** Stated goal **
Repeat everything from the first line of the material below down to the line containing "manual-label: 매뉴얼 [446, 1717, 553, 1762]", keeping that line as the last.

** start Raw data **

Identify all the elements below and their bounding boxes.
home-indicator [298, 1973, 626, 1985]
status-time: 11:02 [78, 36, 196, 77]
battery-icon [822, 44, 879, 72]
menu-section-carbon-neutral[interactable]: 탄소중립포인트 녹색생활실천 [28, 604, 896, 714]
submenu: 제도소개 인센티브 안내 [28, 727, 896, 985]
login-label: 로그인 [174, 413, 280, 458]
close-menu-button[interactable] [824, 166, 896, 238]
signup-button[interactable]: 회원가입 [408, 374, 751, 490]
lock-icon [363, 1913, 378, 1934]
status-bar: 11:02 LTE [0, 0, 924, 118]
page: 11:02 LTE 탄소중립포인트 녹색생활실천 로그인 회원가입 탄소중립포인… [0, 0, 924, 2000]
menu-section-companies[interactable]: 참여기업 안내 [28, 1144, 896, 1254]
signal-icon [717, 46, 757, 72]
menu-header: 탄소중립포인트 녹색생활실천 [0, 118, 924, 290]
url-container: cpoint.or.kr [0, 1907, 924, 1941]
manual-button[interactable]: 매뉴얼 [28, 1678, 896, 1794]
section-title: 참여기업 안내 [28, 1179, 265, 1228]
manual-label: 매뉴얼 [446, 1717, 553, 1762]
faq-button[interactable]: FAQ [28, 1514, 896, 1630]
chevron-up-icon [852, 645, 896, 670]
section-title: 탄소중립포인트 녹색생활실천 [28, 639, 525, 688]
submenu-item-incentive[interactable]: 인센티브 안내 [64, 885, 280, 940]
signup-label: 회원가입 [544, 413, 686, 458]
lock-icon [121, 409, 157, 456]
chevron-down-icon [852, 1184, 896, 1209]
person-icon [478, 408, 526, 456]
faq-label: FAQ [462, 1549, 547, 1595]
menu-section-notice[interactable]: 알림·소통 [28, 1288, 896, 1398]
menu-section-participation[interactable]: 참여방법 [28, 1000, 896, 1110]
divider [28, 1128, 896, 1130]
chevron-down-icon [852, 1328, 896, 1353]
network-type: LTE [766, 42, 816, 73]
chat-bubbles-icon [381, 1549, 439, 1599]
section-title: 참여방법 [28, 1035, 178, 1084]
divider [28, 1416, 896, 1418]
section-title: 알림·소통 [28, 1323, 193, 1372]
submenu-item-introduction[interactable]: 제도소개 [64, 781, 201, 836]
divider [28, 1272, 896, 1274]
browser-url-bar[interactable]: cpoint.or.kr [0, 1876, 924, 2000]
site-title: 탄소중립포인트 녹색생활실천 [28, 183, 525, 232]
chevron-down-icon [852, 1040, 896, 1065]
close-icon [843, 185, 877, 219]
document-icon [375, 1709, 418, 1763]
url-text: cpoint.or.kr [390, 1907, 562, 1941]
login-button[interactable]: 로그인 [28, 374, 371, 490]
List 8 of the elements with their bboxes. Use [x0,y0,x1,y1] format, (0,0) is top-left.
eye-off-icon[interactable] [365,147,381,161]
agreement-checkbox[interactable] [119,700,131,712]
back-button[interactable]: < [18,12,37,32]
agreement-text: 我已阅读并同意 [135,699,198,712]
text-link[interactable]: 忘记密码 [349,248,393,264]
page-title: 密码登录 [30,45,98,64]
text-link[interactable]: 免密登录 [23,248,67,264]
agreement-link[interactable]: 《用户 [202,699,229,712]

** end Raw data **

** The result **
Identify all the elements below and their bounding boxes.
home-indicator [298, 1973, 626, 1985]
status-time: 11:02 [78, 36, 196, 77]
battery-icon [822, 44, 879, 72]
menu-section-carbon-neutral[interactable]: 탄소중립포인트 녹색생활실천 [28, 604, 896, 714]
submenu: 제도소개 인센티브 안내 [28, 727, 896, 985]
login-label: 로그인 [174, 413, 280, 458]
close-menu-button[interactable] [824, 166, 896, 238]
signup-button[interactable]: 회원가입 [408, 374, 751, 490]
lock-icon [363, 1913, 378, 1934]
status-bar: 11:02 LTE [0, 0, 924, 118]
page: 11:02 LTE 탄소중립포인트 녹색생활실천 로그인 회원가입 탄소중립포인… [0, 0, 924, 2000]
menu-section-companies[interactable]: 참여기업 안내 [28, 1144, 896, 1254]
signal-icon [717, 46, 757, 72]
menu-header: 탄소중립포인트 녹색생활실천 [0, 118, 924, 290]
url-container: cpoint.or.kr [0, 1907, 924, 1941]
manual-button[interactable]: 매뉴얼 [28, 1678, 896, 1794]
section-title: 참여기업 안내 [28, 1179, 265, 1228]
manual-label: 매뉴얼 [446, 1717, 553, 1762]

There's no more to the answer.